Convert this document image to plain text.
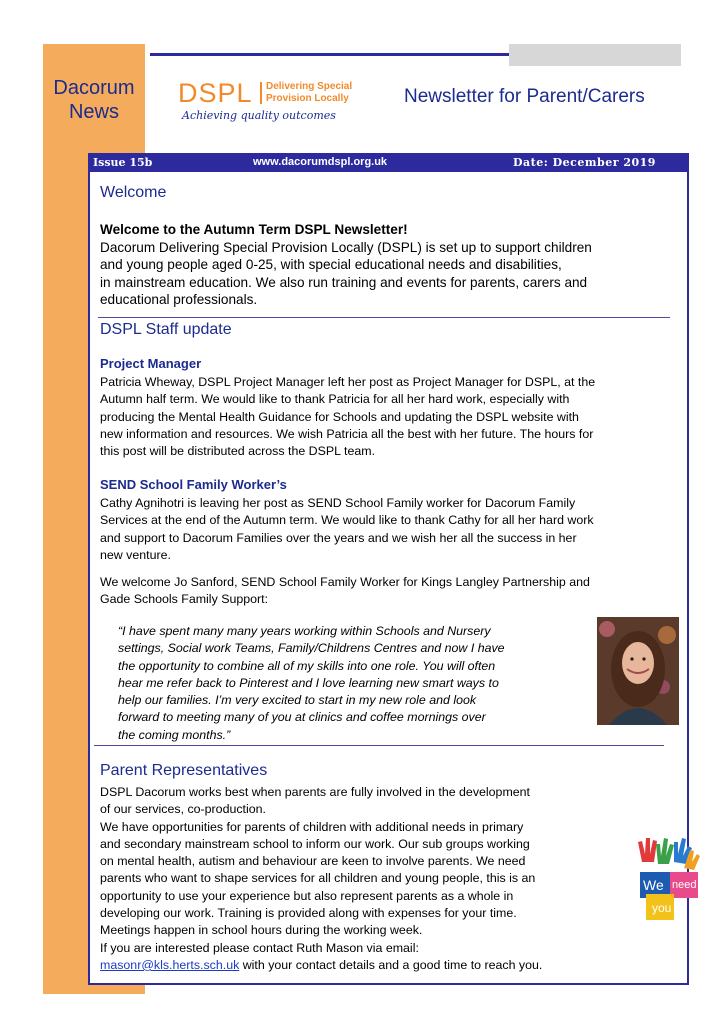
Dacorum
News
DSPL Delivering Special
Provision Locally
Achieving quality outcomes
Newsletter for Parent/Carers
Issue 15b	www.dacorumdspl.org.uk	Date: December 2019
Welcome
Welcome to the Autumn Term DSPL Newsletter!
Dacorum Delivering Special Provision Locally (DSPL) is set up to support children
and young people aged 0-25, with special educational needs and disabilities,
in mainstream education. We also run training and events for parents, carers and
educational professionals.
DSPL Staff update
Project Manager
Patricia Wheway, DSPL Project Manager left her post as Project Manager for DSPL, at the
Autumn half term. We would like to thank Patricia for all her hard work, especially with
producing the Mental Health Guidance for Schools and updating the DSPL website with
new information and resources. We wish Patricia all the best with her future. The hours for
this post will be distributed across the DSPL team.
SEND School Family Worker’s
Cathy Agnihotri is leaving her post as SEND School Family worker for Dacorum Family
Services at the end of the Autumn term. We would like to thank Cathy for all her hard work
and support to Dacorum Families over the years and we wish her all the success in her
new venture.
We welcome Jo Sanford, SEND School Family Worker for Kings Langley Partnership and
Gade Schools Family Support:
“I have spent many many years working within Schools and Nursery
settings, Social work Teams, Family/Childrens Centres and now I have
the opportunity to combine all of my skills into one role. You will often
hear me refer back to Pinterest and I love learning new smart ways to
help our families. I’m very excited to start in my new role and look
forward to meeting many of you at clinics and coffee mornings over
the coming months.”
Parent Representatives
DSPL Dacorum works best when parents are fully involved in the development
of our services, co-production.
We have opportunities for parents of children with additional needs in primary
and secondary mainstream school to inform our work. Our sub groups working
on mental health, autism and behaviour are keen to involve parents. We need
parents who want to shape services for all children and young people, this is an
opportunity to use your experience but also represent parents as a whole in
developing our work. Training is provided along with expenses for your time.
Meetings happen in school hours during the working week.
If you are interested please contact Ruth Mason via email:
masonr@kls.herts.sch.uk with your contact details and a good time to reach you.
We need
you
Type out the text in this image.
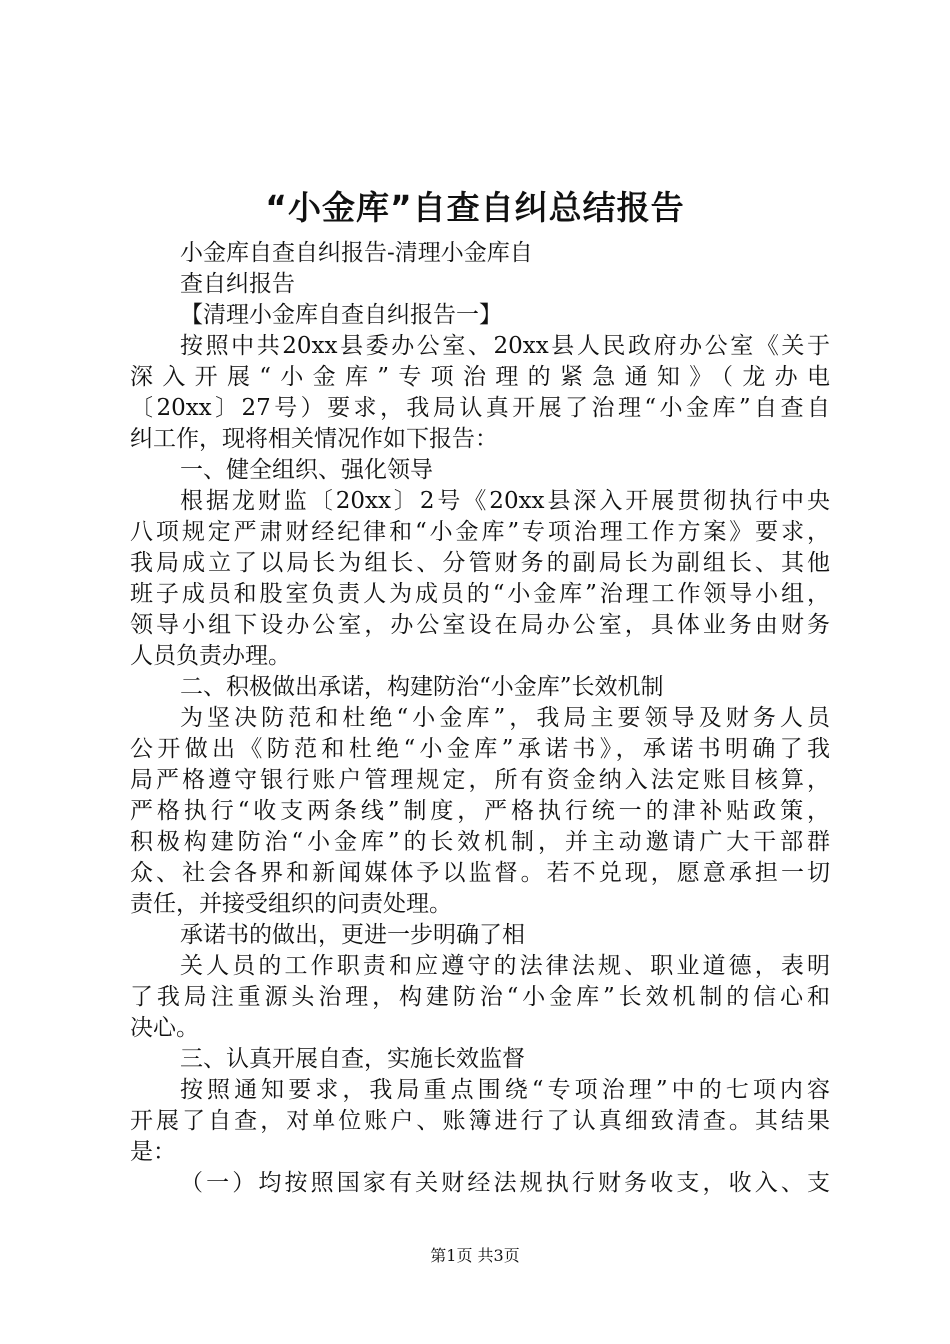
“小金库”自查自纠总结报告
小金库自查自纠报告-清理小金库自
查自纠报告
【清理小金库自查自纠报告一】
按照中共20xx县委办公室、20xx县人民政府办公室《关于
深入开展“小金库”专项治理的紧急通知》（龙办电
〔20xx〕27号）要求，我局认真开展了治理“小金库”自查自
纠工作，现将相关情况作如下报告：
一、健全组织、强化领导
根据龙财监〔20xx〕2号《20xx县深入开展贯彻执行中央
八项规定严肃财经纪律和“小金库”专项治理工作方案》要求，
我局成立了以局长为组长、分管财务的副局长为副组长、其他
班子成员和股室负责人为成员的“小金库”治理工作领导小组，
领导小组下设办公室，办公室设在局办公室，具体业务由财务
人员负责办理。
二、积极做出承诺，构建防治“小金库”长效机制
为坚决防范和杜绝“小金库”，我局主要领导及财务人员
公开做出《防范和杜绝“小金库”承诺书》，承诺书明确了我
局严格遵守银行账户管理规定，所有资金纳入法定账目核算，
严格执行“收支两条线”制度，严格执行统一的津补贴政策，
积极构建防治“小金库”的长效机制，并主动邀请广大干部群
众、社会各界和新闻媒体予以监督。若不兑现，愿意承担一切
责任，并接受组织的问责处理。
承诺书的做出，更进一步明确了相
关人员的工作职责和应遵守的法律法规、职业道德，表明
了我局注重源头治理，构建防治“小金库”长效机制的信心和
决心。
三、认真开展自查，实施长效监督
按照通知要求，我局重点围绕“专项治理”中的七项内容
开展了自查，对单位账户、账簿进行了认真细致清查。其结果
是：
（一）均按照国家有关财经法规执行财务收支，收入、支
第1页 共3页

-- -- --

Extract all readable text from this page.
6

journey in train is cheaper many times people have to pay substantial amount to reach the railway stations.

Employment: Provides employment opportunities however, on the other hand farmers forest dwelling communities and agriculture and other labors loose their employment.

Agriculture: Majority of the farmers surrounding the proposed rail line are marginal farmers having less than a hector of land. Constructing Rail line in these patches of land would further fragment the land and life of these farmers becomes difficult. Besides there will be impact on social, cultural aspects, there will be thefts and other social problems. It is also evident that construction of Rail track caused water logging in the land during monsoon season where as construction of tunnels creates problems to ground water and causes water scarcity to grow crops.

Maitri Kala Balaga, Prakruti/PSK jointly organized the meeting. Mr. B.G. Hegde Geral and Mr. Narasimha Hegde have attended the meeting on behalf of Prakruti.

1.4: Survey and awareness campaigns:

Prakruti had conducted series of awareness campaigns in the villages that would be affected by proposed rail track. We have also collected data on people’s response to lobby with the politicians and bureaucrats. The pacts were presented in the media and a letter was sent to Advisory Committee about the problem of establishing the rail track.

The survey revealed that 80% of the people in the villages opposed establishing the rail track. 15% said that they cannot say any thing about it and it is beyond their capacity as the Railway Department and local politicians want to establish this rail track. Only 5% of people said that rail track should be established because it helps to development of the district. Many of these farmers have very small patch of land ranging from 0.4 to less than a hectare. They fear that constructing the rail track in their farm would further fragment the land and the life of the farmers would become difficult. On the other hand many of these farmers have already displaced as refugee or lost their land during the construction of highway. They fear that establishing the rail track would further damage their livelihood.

-- -- --

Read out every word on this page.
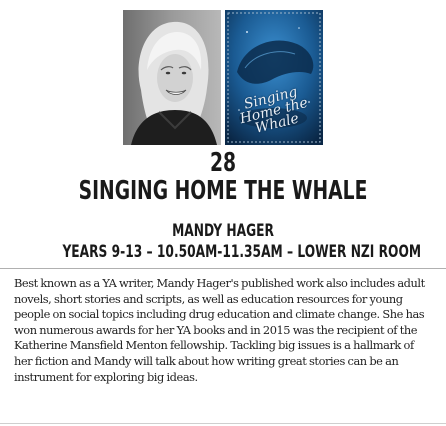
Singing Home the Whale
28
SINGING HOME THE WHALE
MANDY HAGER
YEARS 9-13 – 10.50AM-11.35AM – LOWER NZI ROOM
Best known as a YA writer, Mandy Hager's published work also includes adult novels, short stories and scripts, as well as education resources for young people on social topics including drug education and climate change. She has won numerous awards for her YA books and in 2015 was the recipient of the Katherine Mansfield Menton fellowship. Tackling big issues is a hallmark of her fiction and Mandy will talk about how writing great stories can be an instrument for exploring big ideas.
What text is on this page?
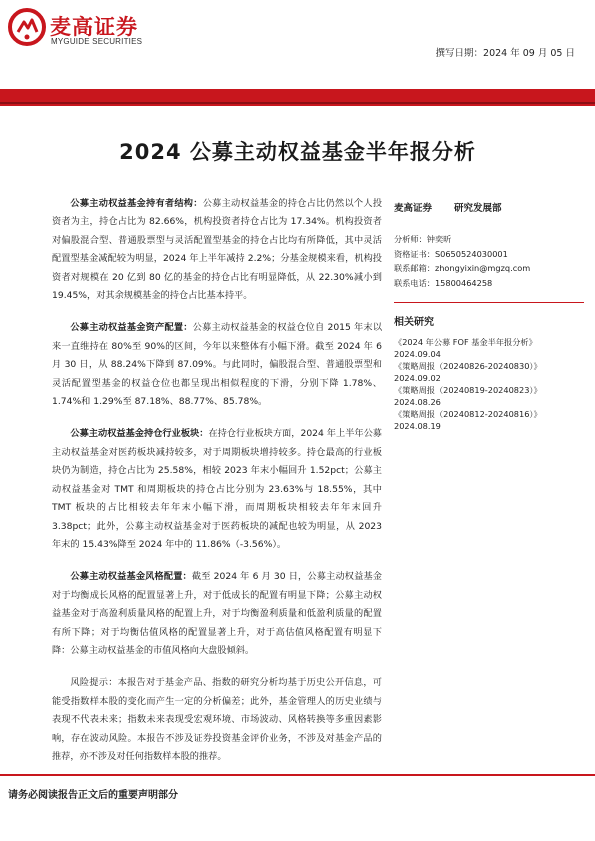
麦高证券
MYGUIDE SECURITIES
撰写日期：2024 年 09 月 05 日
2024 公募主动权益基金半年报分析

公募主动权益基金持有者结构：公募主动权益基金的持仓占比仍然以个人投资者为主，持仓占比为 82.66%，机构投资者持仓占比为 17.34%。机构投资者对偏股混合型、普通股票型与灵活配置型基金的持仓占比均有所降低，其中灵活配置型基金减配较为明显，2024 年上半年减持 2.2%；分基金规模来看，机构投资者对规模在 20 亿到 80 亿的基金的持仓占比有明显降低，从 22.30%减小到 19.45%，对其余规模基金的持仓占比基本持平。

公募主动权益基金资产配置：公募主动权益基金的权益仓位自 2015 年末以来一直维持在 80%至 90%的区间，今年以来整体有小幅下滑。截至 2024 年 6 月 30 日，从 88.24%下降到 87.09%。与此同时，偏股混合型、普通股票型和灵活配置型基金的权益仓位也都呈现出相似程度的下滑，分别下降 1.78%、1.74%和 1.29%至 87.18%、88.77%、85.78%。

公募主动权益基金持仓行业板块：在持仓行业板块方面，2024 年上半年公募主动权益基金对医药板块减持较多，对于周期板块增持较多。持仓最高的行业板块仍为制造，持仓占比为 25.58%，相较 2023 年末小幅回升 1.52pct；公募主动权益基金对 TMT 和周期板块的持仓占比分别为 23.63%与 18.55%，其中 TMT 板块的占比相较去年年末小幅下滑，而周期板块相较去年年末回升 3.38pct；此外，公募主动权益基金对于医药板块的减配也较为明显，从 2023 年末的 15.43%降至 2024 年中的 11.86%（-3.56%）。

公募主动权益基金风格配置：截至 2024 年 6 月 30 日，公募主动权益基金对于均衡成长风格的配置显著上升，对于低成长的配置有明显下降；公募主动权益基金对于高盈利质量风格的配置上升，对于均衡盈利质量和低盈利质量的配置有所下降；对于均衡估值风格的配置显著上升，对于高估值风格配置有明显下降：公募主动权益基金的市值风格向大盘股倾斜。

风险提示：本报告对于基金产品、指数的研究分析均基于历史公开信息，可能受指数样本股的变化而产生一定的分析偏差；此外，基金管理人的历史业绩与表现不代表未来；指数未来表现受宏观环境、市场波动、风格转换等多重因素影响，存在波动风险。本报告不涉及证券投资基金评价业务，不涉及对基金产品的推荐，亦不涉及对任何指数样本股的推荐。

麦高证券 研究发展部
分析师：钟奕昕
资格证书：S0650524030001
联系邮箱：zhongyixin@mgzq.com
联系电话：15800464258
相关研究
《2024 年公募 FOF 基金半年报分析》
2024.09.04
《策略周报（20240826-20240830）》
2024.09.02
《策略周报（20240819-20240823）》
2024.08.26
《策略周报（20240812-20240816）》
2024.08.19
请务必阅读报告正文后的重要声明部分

-- -- --

Collect from the data above every line that includes "awareness".

1.4: Survey and awareness campaigns:
Prakruti had conducted series of awareness campaigns in the villages that would be affected by proposed rail track. We have also collected data on people’s response to lobby with the politicians and bureaucrats. The pacts were presented in the media and a letter was sent to Advisory Committee about the problem of establishing the rail track.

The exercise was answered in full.